══ Available data

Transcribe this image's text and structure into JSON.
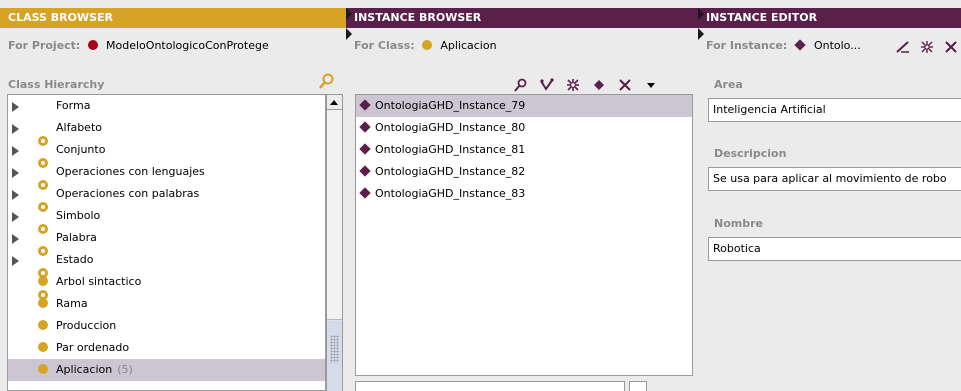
{
  "class_browser": {
    "title": "CLASS BROWSER",
    "project_label": "For Project:",
    "project_name": "ModeloOntologicoConProtege",
    "hierarchy_label": "Class Hierarchy",
    "search_icon": "search-icon",
    "items": [
      {
        "label": "Forma",
        "expandable": true
      },
      {
        "label": "Alfabeto",
        "expandable": true
      },
      {
        "label": "Conjunto",
        "expandable": true
      },
      {
        "label": "Operaciones con lenguajes",
        "expandable": true
      },
      {
        "label": "Operaciones con palabras",
        "expandable": true
      },
      {
        "label": "Simbolo",
        "expandable": true
      },
      {
        "label": "Palabra",
        "expandable": true
      },
      {
        "label": "Estado",
        "expandable": true
      },
      {
        "label": "Arbol sintactico",
        "expandable": false
      },
      {
        "label": "Rama",
        "expandable": false
      },
      {
        "label": "Produccion",
        "expandable": false
      },
      {
        "label": "Par ordenado",
        "expandable": false
      },
      {
        "label": "Aplicacion",
        "count": "(5)",
        "expandable": false,
        "selected": true
      }
    ]
  },
  "instance_browser": {
    "title": "INSTANCE BROWSER",
    "class_label": "For Class:",
    "class_name": "Aplicacion",
    "tool_icons": [
      "search-icon",
      "create-instance-icon",
      "delete-instance-icon",
      "diamond-icon",
      "remove-icon",
      "dropdown-arrow-icon"
    ],
    "instances": [
      {
        "label": "OntologiaGHD_Instance_79",
        "selected": true
      },
      {
        "label": "OntologiaGHD_Instance_80"
      },
      {
        "label": "OntologiaGHD_Instance_81"
      },
      {
        "label": "OntologiaGHD_Instance_82"
      },
      {
        "label": "OntologiaGHD_Instance_83"
      }
    ]
  },
  "instance_editor": {
    "title": "INSTANCE EDITOR",
    "instance_label": "For Instance:",
    "instance_name": "Ontolo...",
    "fields": [
      {
        "label": "Area",
        "value": "Inteligencia Artificial"
      },
      {
        "label": "Descripcion",
        "value": "Se usa para aplicar al movimiento de robo"
      },
      {
        "label": "Nombre",
        "value": "Robotica"
      }
    ]
  },
  "colors": {
    "gold": "#d6a324",
    "purple": "#5a1f4a",
    "selection": "#ccc6d2"
  }
}
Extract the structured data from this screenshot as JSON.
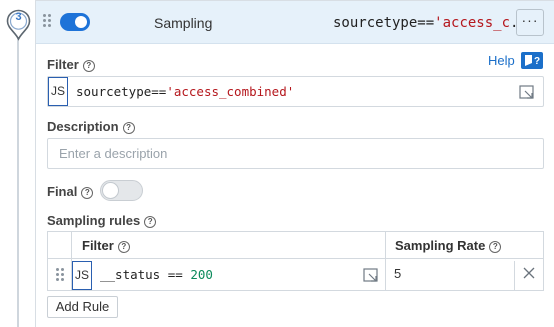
{
  "step": {
    "number": "3"
  },
  "header": {
    "title": "Sampling",
    "filter_prefix": "sourcetype==",
    "filter_string": "'access_c",
    "filter_ellipsis": "...",
    "more_label": "···",
    "enabled": true
  },
  "filter": {
    "label": "Filter",
    "help_link": "Help",
    "js_badge": "JS",
    "code_prefix": "sourcetype==",
    "code_string": "'access_combined'"
  },
  "description": {
    "label": "Description",
    "placeholder": "Enter a description",
    "value": ""
  },
  "final": {
    "label": "Final",
    "enabled": false
  },
  "sampling_rules": {
    "label": "Sampling rules",
    "columns": {
      "filter": "Filter",
      "rate": "Sampling Rate"
    },
    "rows": [
      {
        "js_badge": "JS",
        "expr_field": "__status",
        "expr_op": " == ",
        "expr_value": "200",
        "rate": "5"
      }
    ],
    "add_button": "Add Rule"
  },
  "colors": {
    "accent": "#1e73d8",
    "header_bg": "#e6f1fa",
    "string": "#b5171d",
    "number": "#0b8a5b",
    "link": "#1b6fc9"
  }
}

════

Written instruction: Extract the text of all the records above verbatim, excluding pictures.

Solution for this task:
Transcribe this image's text and structure into JSON.
{
  "class_browser": {
    "title": "CLASS BROWSER",
    "project_label": "For Project:",
    "project_name": "ModeloOntologicoConProtege",
    "hierarchy_label": "Class Hierarchy",
    "search_icon": "search-icon",
    "items": [
      {
        "label": "Forma",
        "expandable": true
      },
      {
        "label": "Alfabeto",
        "expandable": true
      },
      {
        "label": "Conjunto",
        "expandable": true
      },
      {
        "label": "Operaciones con lenguajes",
        "expandable": true
      },
      {
        "label": "Operaciones con palabras",
        "expandable": true
      },
      {
        "label": "Simbolo",
        "expandable": true
      },
      {
        "label": "Palabra",
        "expandable": true
      },
      {
        "label": "Estado",
        "expandable": true
      },
      {
        "label": "Arbol sintactico",
        "expandable": false
      },
      {
        "label": "Rama",
        "expandable": false
      },
      {
        "label": "Produccion",
        "expandable": false
      },
      {
        "label": "Par ordenado",
        "expandable": false
      },
      {
        "label": "Aplicacion",
        "count": "(5)",
        "expandable": false,
        "selected": true
      }
    ]
  },
  "instance_browser": {
    "title": "INSTANCE BROWSER",
    "class_label": "For Class:",
    "class_name": "Aplicacion",
    "tool_icons": [
      "search-icon",
      "create-instance-icon",
      "delete-instance-icon",
      "diamond-icon",
      "remove-icon",
      "dropdown-arrow-icon"
    ],
    "instances": [
      {
        "label": "OntologiaGHD_Instance_79",
        "selected": true
      },
      {
        "label": "OntologiaGHD_Instance_80"
      },
      {
        "label": "OntologiaGHD_Instance_81"
      },
      {
        "label": "OntologiaGHD_Instance_82"
      },
      {
        "label": "OntologiaGHD_Instance_83"
      }
    ]
  },
  "instance_editor": {
    "title": "INSTANCE EDITOR",
    "instance_label": "For Instance:",
    "instance_name": "Ontolo...",
    "fields": [
      {
        "label": "Area",
        "value": "Inteligencia Artificial"
      },
      {
        "label": "Descripcion",
        "value": "Se usa para aplicar al movimiento de robo"
      },
      {
        "label": "Nombre",
        "value": "Robotica"
      }
    ]
  },
  "colors": {
    "gold": "#d6a324",
    "purple": "#5a1f4a",
    "selection": "#ccc6d2"
  }
}
Extract the structured data from this screenshot as JSON.
{
  "step": {
    "number": "3"
  },
  "header": {
    "title": "Sampling",
    "filter_prefix": "sourcetype==",
    "filter_string": "'access_c",
    "filter_ellipsis": "...",
    "more_label": "···",
    "enabled": true
  },
  "filter": {
    "label": "Filter",
    "help_link": "Help",
    "js_badge": "JS",
    "code_prefix": "sourcetype==",
    "code_string": "'access_combined'"
  },
  "description": {
    "label": "Description",
    "placeholder": "Enter a description",
    "value": ""
  },
  "final": {
    "label": "Final",
    "enabled": false
  },
  "sampling_rules": {
    "label": "Sampling rules",
    "columns": {
      "filter": "Filter",
      "rate": "Sampling Rate"
    },
    "rows": [
      {
        "js_badge": "JS",
        "expr_field": "__status",
        "expr_op": " == ",
        "expr_value": "200",
        "rate": "5"
      }
    ],
    "add_button": "Add Rule"
  },
  "colors": {
    "accent": "#1e73d8",
    "header_bg": "#e6f1fa",
    "string": "#b5171d",
    "number": "#0b8a5b",
    "link": "#1b6fc9"
  }
}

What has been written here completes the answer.